- [Records from a data collection]
######

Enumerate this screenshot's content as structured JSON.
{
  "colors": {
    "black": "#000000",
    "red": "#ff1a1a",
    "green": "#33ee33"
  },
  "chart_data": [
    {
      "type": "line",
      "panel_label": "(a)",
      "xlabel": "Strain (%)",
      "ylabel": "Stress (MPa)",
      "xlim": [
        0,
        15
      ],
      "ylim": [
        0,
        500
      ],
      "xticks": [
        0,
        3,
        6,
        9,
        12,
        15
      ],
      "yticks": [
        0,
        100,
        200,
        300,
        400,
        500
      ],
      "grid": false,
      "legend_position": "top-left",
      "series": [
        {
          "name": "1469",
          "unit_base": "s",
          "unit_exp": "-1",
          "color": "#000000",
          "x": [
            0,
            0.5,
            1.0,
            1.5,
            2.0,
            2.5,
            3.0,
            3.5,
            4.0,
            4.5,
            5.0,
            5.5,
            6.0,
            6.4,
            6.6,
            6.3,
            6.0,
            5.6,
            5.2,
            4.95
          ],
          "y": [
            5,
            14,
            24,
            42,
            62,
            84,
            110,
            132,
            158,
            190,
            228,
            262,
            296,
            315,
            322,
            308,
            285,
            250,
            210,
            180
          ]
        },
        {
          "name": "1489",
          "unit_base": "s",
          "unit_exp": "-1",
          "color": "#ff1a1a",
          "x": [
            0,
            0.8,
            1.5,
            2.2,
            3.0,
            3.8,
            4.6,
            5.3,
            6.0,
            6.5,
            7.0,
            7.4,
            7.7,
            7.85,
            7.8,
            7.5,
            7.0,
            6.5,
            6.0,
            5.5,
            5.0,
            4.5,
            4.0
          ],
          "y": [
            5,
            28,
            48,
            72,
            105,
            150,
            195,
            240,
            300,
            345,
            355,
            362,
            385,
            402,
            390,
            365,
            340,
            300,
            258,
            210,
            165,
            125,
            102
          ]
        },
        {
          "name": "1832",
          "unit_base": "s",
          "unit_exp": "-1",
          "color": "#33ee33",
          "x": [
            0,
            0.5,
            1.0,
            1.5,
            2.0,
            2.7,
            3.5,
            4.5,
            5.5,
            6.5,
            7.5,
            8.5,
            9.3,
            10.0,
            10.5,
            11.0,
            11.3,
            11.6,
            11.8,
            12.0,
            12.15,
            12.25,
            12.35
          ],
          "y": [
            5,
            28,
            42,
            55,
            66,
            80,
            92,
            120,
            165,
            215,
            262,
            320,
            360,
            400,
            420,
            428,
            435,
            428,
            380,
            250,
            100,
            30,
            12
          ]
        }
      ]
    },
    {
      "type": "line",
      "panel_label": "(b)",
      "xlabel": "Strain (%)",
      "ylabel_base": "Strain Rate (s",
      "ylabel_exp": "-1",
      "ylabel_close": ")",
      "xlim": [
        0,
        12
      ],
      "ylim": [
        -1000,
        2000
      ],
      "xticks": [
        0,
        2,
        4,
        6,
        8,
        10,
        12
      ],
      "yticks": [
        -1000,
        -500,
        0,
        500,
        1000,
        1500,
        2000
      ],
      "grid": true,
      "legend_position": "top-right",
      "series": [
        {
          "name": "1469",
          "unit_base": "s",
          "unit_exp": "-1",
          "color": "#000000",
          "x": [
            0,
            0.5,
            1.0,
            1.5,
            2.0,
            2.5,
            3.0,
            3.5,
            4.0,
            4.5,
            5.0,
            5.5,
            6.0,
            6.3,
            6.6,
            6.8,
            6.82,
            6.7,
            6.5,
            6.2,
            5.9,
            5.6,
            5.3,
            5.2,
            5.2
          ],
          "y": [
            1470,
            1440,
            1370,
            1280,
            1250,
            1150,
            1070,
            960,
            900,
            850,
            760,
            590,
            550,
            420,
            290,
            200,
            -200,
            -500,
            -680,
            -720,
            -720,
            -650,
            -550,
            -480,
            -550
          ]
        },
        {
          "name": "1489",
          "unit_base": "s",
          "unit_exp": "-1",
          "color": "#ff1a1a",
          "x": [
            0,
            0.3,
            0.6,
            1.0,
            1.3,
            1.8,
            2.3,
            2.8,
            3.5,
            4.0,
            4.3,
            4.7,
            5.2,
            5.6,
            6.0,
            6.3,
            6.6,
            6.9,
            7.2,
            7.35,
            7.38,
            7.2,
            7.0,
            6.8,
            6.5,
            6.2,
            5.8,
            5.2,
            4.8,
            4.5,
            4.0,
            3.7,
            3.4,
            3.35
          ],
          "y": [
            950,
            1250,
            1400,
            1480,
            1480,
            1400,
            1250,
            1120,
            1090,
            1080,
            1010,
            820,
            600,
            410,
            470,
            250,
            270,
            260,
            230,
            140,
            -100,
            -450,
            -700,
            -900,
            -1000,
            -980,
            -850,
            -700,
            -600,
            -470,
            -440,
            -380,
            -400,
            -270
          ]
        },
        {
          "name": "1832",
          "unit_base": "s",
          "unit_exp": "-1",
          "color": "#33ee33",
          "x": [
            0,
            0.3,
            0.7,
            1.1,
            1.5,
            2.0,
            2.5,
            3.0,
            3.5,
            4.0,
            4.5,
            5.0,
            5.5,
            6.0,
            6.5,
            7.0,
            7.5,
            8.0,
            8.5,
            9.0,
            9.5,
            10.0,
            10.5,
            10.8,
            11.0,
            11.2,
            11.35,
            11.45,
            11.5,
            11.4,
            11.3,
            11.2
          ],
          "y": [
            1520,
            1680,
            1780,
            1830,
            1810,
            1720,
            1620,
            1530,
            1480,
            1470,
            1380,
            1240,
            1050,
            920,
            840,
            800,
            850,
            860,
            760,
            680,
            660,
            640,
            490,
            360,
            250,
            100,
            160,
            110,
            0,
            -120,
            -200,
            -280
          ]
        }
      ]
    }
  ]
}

######

- [Stated goal]
Give the listing again, word for word.

- [Written response]
Enumerate this screenshot's content as structured JSON.
{
  "colors": {
    "black": "#000000",
    "red": "#ff1a1a",
    "green": "#33ee33"
  },
  "chart_data": [
    {
      "type": "line",
      "panel_label": "(a)",
      "xlabel": "Strain (%)",
      "ylabel": "Stress (MPa)",
      "xlim": [
        0,
        15
      ],
      "ylim": [
        0,
        500
      ],
      "xticks": [
        0,
        3,
        6,
        9,
        12,
        15
      ],
      "yticks": [
        0,
        100,
        200,
        300,
        400,
        500
      ],
      "grid": false,
      "legend_position": "top-left",
      "series": [
        {
          "name": "1469",
          "unit_base": "s",
          "unit_exp": "-1",
          "color": "#000000",
          "x": [
            0,
            0.5,
            1.0,
            1.5,
            2.0,
            2.5,
            3.0,
            3.5,
            4.0,
            4.5,
            5.0,
            5.5,
            6.0,
            6.4,
            6.6,
            6.3,
            6.0,
            5.6,
            5.2,
            4.95
          ],
          "y": [
            5,
            14,
            24,
            42,
            62,
            84,
            110,
            132,
            158,
            190,
            228,
            262,
            296,
            315,
            322,
            308,
            285,
            250,
            210,
            180
          ]
        },
        {
          "name": "1489",
          "unit_base": "s",
          "unit_exp": "-1",
          "color": "#ff1a1a",
          "x": [
            0,
            0.8,
            1.5,
            2.2,
            3.0,
            3.8,
            4.6,
            5.3,
            6.0,
            6.5,
            7.0,
            7.4,
            7.7,
            7.85,
            7.8,
            7.5,
            7.0,
            6.5,
            6.0,
            5.5,
            5.0,
            4.5,
            4.0
          ],
          "y": [
            5,
            28,
            48,
            72,
            105,
            150,
            195,
            240,
            300,
            345,
            355,
            362,
            385,
            402,
            390,
            365,
            340,
            300,
            258,
            210,
            165,
            125,
            102
          ]
        },
        {
          "name": "1832",
          "unit_base": "s",
          "unit_exp": "-1",
          "color": "#33ee33",
          "x": [
            0,
            0.5,
            1.0,
            1.5,
            2.0,
            2.7,
            3.5,
            4.5,
            5.5,
            6.5,
            7.5,
            8.5,
            9.3,
            10.0,
            10.5,
            11.0,
            11.3,
            11.6,
            11.8,
            12.0,
            12.15,
            12.25,
            12.35
          ],
          "y": [
            5,
            28,
            42,
            55,
            66,
            80,
            92,
            120,
            165,
            215,
            262,
            320,
            360,
            400,
            420,
            428,
            435,
            428,
            380,
            250,
            100,
            30,
            12
          ]
        }
      ]
    },
    {
      "type": "line",
      "panel_label": "(b)",
      "xlabel": "Strain (%)",
      "ylabel_base": "Strain Rate (s",
      "ylabel_exp": "-1",
      "ylabel_close": ")",
      "xlim": [
        0,
        12
      ],
      "ylim": [
        -1000,
        2000
      ],
      "xticks": [
        0,
        2,
        4,
        6,
        8,
        10,
        12
      ],
      "yticks": [
        -1000,
        -500,
        0,
        500,
        1000,
        1500,
        2000
      ],
      "grid": true,
      "legend_position": "top-right",
      "series": [
        {
          "name": "1469",
          "unit_base": "s",
          "unit_exp": "-1",
          "color": "#000000",
          "x": [
            0,
            0.5,
            1.0,
            1.5,
            2.0,
            2.5,
            3.0,
            3.5,
            4.0,
            4.5,
            5.0,
            5.5,
            6.0,
            6.3,
            6.6,
            6.8,
            6.82,
            6.7,
            6.5,
            6.2,
            5.9,
            5.6,
            5.3,
            5.2,
            5.2
          ],
          "y": [
            1470,
            1440,
            1370,
            1280,
            1250,
            1150,
            1070,
            960,
            900,
            850,
            760,
            590,
            550,
            420,
            290,
            200,
            -200,
            -500,
            -680,
            -720,
            -720,
            -650,
            -550,
            -480,
            -550
          ]
        },
        {
          "name": "1489",
          "unit_base": "s",
          "unit_exp": "-1",
          "color": "#ff1a1a",
          "x": [
            0,
            0.3,
            0.6,
            1.0,
            1.3,
            1.8,
            2.3,
            2.8,
            3.5,
            4.0,
            4.3,
            4.7,
            5.2,
            5.6,
            6.0,
            6.3,
            6.6,
            6.9,
            7.2,
            7.35,
            7.38,
            7.2,
            7.0,
            6.8,
            6.5,
            6.2,
            5.8,
            5.2,
            4.8,
            4.5,
            4.0,
            3.7,
            3.4,
            3.35
          ],
          "y": [
            950,
            1250,
            1400,
            1480,
            1480,
            1400,
            1250,
            1120,
            1090,
            1080,
            1010,
            820,
            600,
            410,
            470,
            250,
            270,
            260,
            230,
            140,
            -100,
            -450,
            -700,
            -900,
            -1000,
            -980,
            -850,
            -700,
            -600,
            -470,
            -440,
            -380,
            -400,
            -270
          ]
        },
        {
          "name": "1832",
          "unit_base": "s",
          "unit_exp": "-1",
          "color": "#33ee33",
          "x": [
            0,
            0.3,
            0.7,
            1.1,
            1.5,
            2.0,
            2.5,
            3.0,
            3.5,
            4.0,
            4.5,
            5.0,
            5.5,
            6.0,
            6.5,
            7.0,
            7.5,
            8.0,
            8.5,
            9.0,
            9.5,
            10.0,
            10.5,
            10.8,
            11.0,
            11.2,
            11.35,
            11.45,
            11.5,
            11.4,
            11.3,
            11.2
          ],
          "y": [
            1520,
            1680,
            1780,
            1830,
            1810,
            1720,
            1620,
            1530,
            1480,
            1470,
            1380,
            1240,
            1050,
            920,
            840,
            800,
            850,
            860,
            760,
            680,
            660,
            640,
            490,
            360,
            250,
            100,
            160,
            110,
            0,
            -120,
            -200,
            -280
          ]
        }
      ]
    }
  ]
}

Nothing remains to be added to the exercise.